- _Prompt_
Pictures in the data should be dropped; transcribe exactly the lines from the one that has "Give me the" through the one that has "What's the underlying".

#### Raw records

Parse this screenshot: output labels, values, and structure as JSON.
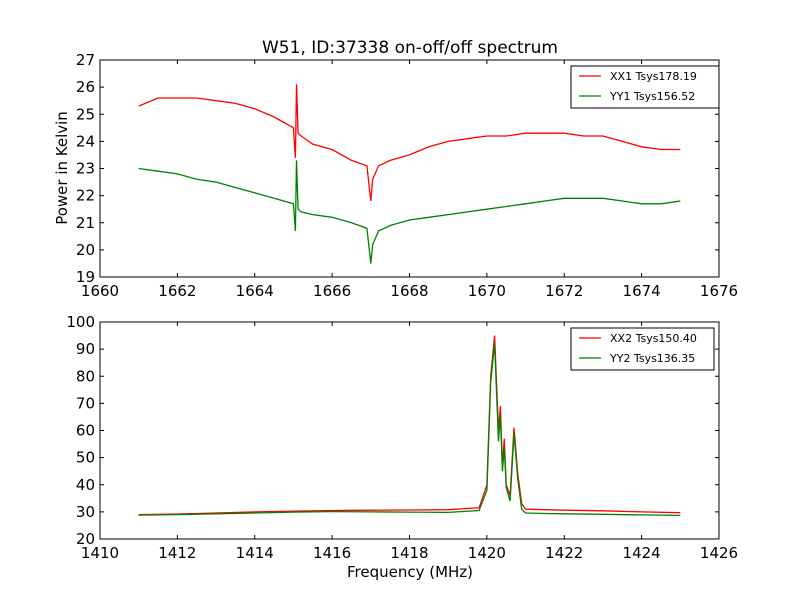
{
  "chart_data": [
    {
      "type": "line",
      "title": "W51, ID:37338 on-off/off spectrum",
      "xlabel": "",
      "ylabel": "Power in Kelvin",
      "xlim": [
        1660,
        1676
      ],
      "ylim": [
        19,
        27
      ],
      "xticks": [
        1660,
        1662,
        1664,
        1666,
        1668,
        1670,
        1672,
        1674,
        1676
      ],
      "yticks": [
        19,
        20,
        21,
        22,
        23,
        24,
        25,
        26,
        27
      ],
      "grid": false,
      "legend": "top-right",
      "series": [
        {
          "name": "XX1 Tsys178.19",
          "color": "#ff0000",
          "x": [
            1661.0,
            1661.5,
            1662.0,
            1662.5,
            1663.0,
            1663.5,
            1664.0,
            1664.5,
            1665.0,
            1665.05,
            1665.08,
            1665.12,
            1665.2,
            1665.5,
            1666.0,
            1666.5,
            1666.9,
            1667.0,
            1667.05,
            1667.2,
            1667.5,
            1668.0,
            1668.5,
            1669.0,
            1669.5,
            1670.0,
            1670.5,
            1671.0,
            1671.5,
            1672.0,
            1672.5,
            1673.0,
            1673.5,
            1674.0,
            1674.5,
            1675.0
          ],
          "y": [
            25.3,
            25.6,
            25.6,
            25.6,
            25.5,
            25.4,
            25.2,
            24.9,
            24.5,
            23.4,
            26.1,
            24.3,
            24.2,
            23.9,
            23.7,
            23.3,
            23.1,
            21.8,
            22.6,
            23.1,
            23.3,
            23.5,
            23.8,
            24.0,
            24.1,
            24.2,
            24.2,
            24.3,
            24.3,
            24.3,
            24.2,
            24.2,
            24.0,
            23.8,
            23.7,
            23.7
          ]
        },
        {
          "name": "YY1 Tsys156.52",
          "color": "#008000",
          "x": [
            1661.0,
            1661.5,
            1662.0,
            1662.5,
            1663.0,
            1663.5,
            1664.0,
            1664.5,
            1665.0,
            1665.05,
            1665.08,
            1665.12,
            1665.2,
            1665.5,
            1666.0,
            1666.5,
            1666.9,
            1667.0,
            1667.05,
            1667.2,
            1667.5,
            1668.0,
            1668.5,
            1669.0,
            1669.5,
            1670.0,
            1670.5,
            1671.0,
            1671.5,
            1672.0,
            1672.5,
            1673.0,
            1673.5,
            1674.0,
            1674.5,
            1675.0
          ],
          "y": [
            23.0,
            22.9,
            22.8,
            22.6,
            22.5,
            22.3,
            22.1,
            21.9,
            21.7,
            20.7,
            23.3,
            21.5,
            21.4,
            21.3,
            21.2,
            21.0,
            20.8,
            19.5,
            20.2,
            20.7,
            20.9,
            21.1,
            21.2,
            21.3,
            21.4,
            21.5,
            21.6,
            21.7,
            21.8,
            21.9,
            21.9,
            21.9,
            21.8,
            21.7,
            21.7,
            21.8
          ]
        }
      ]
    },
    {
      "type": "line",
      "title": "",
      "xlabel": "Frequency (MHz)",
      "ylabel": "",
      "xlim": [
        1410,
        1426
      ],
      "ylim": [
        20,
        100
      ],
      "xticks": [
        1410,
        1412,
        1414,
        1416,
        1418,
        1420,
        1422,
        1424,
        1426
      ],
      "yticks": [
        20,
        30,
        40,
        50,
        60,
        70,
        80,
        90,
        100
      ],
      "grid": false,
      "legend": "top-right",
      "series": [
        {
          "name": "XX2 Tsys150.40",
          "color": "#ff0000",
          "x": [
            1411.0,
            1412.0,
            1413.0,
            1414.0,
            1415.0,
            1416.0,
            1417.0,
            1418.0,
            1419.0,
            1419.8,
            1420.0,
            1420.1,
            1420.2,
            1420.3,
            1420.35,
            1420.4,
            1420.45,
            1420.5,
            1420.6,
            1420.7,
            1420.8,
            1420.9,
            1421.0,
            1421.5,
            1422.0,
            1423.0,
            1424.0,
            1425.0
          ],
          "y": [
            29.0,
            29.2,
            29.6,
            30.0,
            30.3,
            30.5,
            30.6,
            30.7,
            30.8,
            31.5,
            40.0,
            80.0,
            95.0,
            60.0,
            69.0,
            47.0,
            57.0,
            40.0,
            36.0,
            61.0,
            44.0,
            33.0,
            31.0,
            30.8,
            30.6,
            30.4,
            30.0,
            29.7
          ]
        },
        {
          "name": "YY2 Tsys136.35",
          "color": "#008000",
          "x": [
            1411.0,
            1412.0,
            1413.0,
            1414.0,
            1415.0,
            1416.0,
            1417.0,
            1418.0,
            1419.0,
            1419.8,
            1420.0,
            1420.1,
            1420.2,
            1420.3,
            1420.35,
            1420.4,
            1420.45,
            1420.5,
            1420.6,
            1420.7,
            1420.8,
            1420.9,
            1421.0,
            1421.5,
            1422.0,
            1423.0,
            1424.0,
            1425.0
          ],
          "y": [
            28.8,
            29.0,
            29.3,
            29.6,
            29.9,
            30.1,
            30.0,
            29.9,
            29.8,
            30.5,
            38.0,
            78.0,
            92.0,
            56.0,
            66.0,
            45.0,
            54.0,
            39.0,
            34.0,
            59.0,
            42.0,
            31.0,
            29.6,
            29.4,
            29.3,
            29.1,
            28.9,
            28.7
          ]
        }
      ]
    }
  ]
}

########
#### Raw records

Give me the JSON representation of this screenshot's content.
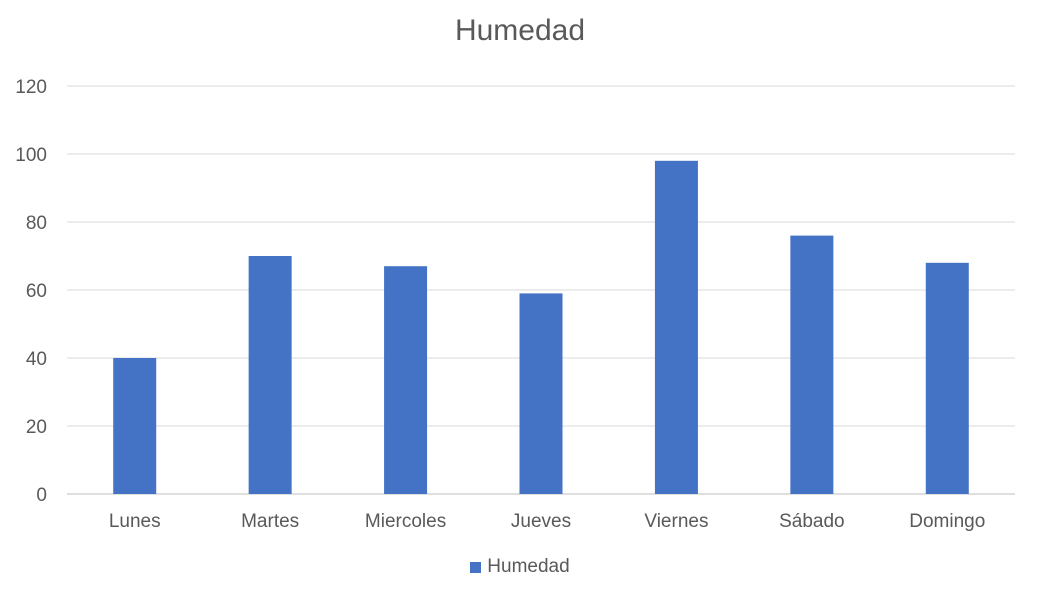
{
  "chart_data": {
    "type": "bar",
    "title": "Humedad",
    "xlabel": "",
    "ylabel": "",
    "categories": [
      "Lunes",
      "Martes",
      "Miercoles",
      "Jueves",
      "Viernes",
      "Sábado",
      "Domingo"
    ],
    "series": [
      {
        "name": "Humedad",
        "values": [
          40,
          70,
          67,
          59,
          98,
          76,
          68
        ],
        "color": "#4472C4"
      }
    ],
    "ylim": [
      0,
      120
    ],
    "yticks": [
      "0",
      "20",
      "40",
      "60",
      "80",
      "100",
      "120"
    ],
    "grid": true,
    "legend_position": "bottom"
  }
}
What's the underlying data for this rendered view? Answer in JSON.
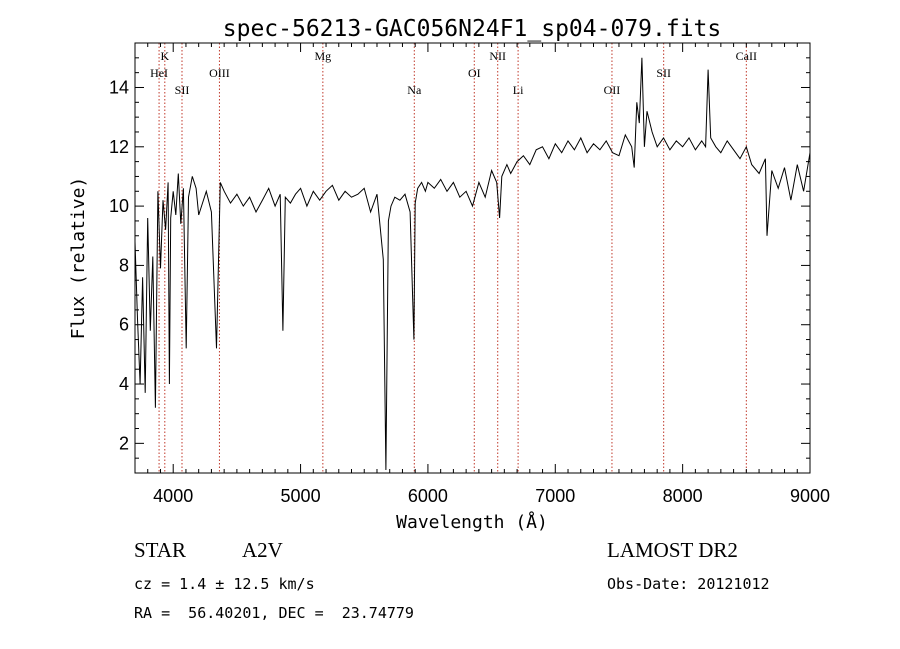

########

- _Final result_
Give me the JSON representation of this screenshot's content.
{
  "chart_data": {
    "type": "bar",
    "title": "Humedad",
    "xlabel": "",
    "ylabel": "",
    "categories": [
      "Lunes",
      "Martes",
      "Miercoles",
      "Jueves",
      "Viernes",
      "Sábado",
      "Domingo"
    ],
    "series": [
      {
        "name": "Humedad",
        "values": [
          40,
          70,
          67,
          59,
          98,
          76,
          68
        ],
        "color": "#4472C4"
      }
    ],
    "ylim": [
      0,
      120
    ],
    "yticks": [
      "0",
      "20",
      "40",
      "60",
      "80",
      "100",
      "120"
    ],
    "grid": true,
    "legend_position": "bottom"
  }
}
What's the underlying data for this rendered view? Answer in JSON.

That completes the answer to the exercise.